= Dataset records =
::::::::::

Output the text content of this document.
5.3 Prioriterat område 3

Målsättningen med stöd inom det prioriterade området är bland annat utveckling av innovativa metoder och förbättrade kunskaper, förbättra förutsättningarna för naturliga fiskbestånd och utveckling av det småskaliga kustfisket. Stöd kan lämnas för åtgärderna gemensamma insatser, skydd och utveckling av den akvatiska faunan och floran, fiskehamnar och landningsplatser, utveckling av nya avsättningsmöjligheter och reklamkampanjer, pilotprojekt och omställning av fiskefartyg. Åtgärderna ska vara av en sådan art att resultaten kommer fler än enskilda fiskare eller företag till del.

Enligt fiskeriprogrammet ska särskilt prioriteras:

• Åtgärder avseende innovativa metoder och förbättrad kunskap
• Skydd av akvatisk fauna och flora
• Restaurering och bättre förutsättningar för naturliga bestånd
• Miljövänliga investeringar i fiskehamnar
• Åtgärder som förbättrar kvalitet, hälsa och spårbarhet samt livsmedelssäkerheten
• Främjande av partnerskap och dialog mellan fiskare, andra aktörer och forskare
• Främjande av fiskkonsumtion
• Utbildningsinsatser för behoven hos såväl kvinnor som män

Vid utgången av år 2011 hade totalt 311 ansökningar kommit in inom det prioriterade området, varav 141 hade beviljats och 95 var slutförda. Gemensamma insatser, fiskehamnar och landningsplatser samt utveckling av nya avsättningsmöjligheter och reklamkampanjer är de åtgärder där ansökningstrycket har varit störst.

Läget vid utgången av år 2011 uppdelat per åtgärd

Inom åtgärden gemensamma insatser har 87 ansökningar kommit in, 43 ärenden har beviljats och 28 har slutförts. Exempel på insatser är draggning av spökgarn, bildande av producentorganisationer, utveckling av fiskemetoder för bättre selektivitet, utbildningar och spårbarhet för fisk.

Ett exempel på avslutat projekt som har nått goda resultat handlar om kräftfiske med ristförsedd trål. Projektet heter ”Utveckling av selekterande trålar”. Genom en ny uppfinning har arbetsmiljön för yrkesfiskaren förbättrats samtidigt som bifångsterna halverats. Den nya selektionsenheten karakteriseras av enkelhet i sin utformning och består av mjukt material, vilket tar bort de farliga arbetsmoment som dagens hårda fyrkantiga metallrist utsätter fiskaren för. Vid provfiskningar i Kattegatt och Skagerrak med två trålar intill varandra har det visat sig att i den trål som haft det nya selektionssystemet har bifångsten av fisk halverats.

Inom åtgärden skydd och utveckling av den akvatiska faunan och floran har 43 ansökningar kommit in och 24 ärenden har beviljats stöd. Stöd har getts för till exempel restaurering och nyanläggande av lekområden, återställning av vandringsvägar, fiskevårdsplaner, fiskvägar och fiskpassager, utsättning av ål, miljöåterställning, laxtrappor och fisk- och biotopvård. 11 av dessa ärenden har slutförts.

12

::::::::::

= Task item =
Write the listing out again, exactly as it reads.

= Answer space =
Output the text content of this document.
5.3 Prioriterat område 3

Målsättningen med stöd inom det prioriterade området är bland annat utveckling av innovativa metoder och förbättrade kunskaper, förbättra förutsättningarna för naturliga fiskbestånd och utveckling av det småskaliga kustfisket. Stöd kan lämnas för åtgärderna gemensamma insatser, skydd och utveckling av den akvatiska faunan och floran, fiskehamnar och landningsplatser, utveckling av nya avsättningsmöjligheter och reklamkampanjer, pilotprojekt och omställning av fiskefartyg. Åtgärderna ska vara av en sådan art att resultaten kommer fler än enskilda fiskare eller företag till del.

Enligt fiskeriprogrammet ska särskilt prioriteras:

• Åtgärder avseende innovativa metoder och förbättrad kunskap
• Skydd av akvatisk fauna och flora
• Restaurering och bättre förutsättningar för naturliga bestånd
• Miljövänliga investeringar i fiskehamnar
• Åtgärder som förbättrar kvalitet, hälsa och spårbarhet samt livsmedelssäkerheten
• Främjande av partnerskap och dialog mellan fiskare, andra aktörer och forskare
• Främjande av fiskkonsumtion
• Utbildningsinsatser för behoven hos såväl kvinnor som män

Vid utgången av år 2011 hade totalt 311 ansökningar kommit in inom det prioriterade området, varav 141 hade beviljats och 95 var slutförda. Gemensamma insatser, fiskehamnar och landningsplatser samt utveckling av nya avsättningsmöjligheter och reklamkampanjer är de åtgärder där ansökningstrycket har varit störst.

Läget vid utgången av år 2011 uppdelat per åtgärd

Inom åtgärden gemensamma insatser har 87 ansökningar kommit in, 43 ärenden har beviljats och 28 har slutförts. Exempel på insatser är draggning av spökgarn, bildande av producentorganisationer, utveckling av fiskemetoder för bättre selektivitet, utbildningar och spårbarhet för fisk.

Ett exempel på avslutat projekt som har nått goda resultat handlar om kräftfiske med ristförsedd trål. Projektet heter ”Utveckling av selekterande trålar”. Genom en ny uppfinning har arbetsmiljön för yrkesfiskaren förbättrats samtidigt som bifångsterna halverats. Den nya selektionsenheten karakteriseras av enkelhet i sin utformning och består av mjukt material, vilket tar bort de farliga arbetsmoment som dagens hårda fyrkantiga metallrist utsätter fiskaren för. Vid provfiskningar i Kattegatt och Skagerrak med två trålar intill varandra har det visat sig att i den trål som haft det nya selektionssystemet har bifångsten av fisk halverats.

Inom åtgärden skydd och utveckling av den akvatiska faunan och floran har 43 ansökningar kommit in och 24 ärenden har beviljats stöd. Stöd har getts för till exempel restaurering och nyanläggande av lekområden, återställning av vandringsvägar, fiskevårdsplaner, fiskvägar och fiskpassager, utsättning av ål, miljöåterställning, laxtrappor och fisk- och biotopvård. 11 av dessa ärenden har slutförts.

12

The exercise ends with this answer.